▶ 练习要求:
1. 据原文摘录,满文老档原本所用的纸张主要是哪两种?
2. 抄录原文摘录中的一段:从含有“乾隆编四库全书,对关外的几百年历史要么避而不谈,要么系统地予以神化。”的那几个字起,到“镶白旗人席特库携首级前来献。”之后停止。

▶ 原文摘录:

::::::::

满文老档原本保存于台北故宫博物院,共四十巨册,清太祖朝与太宗朝各占二十册,所使用的纸张,主要为明朝旧公文纸和高丽笺纸。书写的文字,有蒙文、无圈点老满文、半加圈点过渡期满文,完全加圈点新满文。
(满洲努尔哈齐为文书往来及记注政事的需要,命人以蒙古字母为基础,创制了满文,这种由蒙文脱胎而来的初期满文,是没有圈点的满文,叫做老满文。一六三二年,皇太极命在老满文在字旁加置圈点,使满文的语音、形体更臻完善,这种加置圈点的满文,叫做新满文。)
满清入关后,满文原档被束之高阁,被人遗忘。
乾隆年间,满文原档已几乎无人能读懂。乾隆下令重抄重撰,其草本、正本及《无圈点字书》现存于中国第一历史档案馆,副本现存于辽宁省档案馆。
乾隆编四库全书,对关外的几百年历史要么避而不谈,要么系统地予以神化。
现存台湾的原档被多处涂改,是否源自乾隆,不得而知。现存大陆的重抄重撰本,被“重撰”了多少,不得而知。即便如此,满文老档仍具极高的史料价值。
现摘录崇祯五年草原大战部分内容如下(来源为辽宁档案馆汉译本):
五月初一日,前行捉生图鲁什、劳萨来会。於是日,命阿山、图鲁什、劳萨、乌拜四大臣留其前次所统兵,复率每牛录护军一人,前往捉生。
是日,大军次果果苏泰河。
初二日,次果果苏泰河口哈喇阿鲁克地方处。
初三日,次胡喇干之哈雅地方。
初四日,次格德尔古布拉克地方。
初五日,仍次格德尔古布拉克地方。
初六日,次胡喇户地方。
是日,汗之侍卫詹土谢图下蒙古五人,逃往察哈尔,被先遣阿山、乌拜、图鲁什、劳萨擒获,斩其首,由镶白旗人席特库携首级前来献。
是日,命正红旗刘哈、布哈塔布囊率每旗护军二人往寻踪迹。
是日,前行刘哈、布哈塔布囊生擒察哈尔拣选哨卒二人,解来。命阿济格台吉率每旗大臣二员,每牛录护军一人、甲兵一人,往寻前行哨兵。
是日,大军次兆哈布拉克地方。
初七日,次扎喇布拉克地方。
是日,前行阿济格台吉来会。
是日,汗与大贝勒及诸贝勒集於宿营地以远,命正黄旗喀山、镶黄旗苏儿德依、正红旗布彦、镶红旗劳萨、正蓝旗邦逊、镶蓝旗沙尔虎达、镶白旗乌拜、席特库等八大臣为主将,率每旗护军十人、每贝勒下乘骑护军二人、两翼蒙古甲士各五人,先大军三十里外前进。谕毕遣之。
初八日,大军次布龙图布拉克地方。
初九日,仍次布龙图布拉地方,
是日,命乌拜、塔哈布率每旗小旗额真一员、护军十人,前行。前遣劳萨,於喀拉莽鼐地方,见察哈尔人四名,追至益图地方,杀一人,三人出逃。时有敌兵近百人,曾分翼图困前遣刘哈。劳萨见之,即率七人呐喊进击,其近百敌兵遂败走。将此消息,由昂鼐来报。
——由此可见:
第一,由老档记录的调兵遣将规模可以看出,皇太极大军远没有十万。
第二,老档中记载联军中有蒙古人出逃,可见皇太极军心不稳。
第三,皇太极一直在寻找察哈尔的下落。
第四,老档中称阿济格为台吉。台吉乃是蒙语,只有成吉思汗的黄金家族嫡系男子才可称台吉,汗位继承人则称黄台吉。即太子和皇太子之汉语音译。故而,皇太极,也是借自蒙语的称呼而已,非本名。在此汉译本中,皇太极被称作“汗”。在台北原档中,皇太极之名被涂抹或遮盖以“避讳”。

::::::::

▶ 提取条目:
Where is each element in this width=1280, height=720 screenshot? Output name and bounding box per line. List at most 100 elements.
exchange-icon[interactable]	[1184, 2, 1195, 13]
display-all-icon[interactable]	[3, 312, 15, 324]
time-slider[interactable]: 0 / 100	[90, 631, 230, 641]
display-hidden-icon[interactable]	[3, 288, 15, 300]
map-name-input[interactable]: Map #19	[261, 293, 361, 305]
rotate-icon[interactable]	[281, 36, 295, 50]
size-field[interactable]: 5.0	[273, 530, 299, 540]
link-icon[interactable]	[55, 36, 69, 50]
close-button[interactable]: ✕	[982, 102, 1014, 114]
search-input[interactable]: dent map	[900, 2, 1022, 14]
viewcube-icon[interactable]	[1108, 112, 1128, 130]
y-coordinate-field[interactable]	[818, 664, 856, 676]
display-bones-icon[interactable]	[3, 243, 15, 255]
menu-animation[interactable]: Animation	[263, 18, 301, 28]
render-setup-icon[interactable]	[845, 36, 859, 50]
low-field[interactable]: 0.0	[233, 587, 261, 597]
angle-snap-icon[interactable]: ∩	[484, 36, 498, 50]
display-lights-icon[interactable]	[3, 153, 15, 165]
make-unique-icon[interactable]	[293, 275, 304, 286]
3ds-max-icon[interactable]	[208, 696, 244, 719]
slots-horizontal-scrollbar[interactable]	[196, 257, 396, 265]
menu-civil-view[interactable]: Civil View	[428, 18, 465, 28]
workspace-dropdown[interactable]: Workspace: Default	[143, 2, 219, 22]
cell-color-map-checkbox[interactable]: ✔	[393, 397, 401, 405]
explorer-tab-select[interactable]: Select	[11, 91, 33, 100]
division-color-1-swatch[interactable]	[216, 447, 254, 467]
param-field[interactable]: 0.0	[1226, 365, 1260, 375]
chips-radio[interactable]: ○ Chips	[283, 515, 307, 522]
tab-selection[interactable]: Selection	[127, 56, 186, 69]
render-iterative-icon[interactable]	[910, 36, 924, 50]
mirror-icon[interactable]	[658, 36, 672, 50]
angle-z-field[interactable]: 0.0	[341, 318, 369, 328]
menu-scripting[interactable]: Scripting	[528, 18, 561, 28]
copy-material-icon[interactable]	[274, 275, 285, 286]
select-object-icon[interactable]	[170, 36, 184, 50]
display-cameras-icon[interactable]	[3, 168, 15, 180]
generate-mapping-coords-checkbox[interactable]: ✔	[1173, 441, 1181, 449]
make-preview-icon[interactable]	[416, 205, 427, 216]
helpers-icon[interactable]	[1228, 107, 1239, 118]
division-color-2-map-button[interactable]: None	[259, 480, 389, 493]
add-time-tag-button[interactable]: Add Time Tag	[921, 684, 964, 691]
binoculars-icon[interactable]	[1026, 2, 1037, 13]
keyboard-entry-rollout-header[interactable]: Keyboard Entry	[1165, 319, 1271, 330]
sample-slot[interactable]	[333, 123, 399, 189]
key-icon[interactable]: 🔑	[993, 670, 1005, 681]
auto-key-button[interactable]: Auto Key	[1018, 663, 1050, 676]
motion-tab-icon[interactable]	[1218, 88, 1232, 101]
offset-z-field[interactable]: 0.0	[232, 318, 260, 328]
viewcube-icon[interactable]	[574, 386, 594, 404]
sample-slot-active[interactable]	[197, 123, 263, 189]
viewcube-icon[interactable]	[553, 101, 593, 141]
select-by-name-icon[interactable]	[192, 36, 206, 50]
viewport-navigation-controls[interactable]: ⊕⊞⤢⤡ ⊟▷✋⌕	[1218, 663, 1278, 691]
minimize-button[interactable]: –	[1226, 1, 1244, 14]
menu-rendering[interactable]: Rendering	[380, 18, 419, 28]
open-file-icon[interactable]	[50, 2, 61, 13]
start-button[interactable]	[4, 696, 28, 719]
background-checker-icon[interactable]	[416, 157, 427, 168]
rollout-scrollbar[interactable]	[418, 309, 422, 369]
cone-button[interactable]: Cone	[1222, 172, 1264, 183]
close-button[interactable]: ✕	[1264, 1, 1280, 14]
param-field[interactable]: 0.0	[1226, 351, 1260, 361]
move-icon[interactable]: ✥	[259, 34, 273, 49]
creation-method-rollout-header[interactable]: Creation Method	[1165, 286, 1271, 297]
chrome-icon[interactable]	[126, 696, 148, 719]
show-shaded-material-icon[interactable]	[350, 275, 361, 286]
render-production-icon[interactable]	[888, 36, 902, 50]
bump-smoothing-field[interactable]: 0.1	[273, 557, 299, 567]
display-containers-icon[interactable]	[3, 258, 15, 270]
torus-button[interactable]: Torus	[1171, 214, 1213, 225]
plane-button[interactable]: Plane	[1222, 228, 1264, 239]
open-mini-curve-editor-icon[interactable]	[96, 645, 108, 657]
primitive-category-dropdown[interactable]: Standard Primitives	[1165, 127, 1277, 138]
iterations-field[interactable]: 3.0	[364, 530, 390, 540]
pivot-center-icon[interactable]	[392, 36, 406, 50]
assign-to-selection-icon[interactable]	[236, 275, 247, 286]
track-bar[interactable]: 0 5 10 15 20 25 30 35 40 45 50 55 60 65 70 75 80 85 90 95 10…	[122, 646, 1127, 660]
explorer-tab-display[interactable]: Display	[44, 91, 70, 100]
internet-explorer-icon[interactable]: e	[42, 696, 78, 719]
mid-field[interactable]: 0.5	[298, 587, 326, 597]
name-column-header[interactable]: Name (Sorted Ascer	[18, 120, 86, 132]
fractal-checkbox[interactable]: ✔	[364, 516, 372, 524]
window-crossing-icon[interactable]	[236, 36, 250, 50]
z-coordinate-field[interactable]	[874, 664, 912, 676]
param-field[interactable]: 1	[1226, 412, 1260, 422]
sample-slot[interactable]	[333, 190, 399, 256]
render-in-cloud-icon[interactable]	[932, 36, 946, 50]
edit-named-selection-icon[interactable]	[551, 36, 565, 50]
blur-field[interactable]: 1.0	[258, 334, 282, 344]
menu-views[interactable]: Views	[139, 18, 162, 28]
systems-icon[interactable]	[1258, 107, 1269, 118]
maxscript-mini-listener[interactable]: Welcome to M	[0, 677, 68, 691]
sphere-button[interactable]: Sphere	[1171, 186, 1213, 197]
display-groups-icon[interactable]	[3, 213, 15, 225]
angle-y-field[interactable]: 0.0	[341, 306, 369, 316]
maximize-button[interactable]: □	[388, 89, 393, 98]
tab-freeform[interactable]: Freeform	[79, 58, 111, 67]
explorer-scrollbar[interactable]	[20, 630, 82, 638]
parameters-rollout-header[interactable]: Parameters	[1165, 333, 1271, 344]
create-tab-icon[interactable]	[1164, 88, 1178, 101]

::::::::

▶ 各题答案:
1. 主要是明朝旧公文纸和高丽笺纸。

2.
乾隆编四库全书,对关外的几百年历史要么避而不谈,要么系统地予以神化。
现存台湾的原档被多处涂改,是否源自乾隆,不得而知。现存大陆的重抄重撰本,被“重撰”了多少,不得而知。即便如此,满文老档仍具极高的史料价值。
现摘录崇祯五年草原大战部分内容如下(来源为辽宁档案馆汉译本):
五月初一日,前行捉生图鲁什、劳萨来会。於是日,命阿山、图鲁什、劳萨、乌拜四大臣留其前次所统兵,复率每牛录护军一人,前往捉生。
是日,大军次果果苏泰河。
初二日,次果果苏泰河口哈喇阿鲁克地方处。
初三日,次胡喇干之哈雅地方。
初四日,次格德尔古布拉克地方。
初五日,仍次格德尔古布拉克地方。
初六日,次胡喇户地方。
是日,汗之侍卫詹土谢图下蒙古五人,逃往察哈尔,被先遣阿山、乌拜、图鲁什、劳萨擒获,斩其首,由镶白旗人席特库携首级前来献。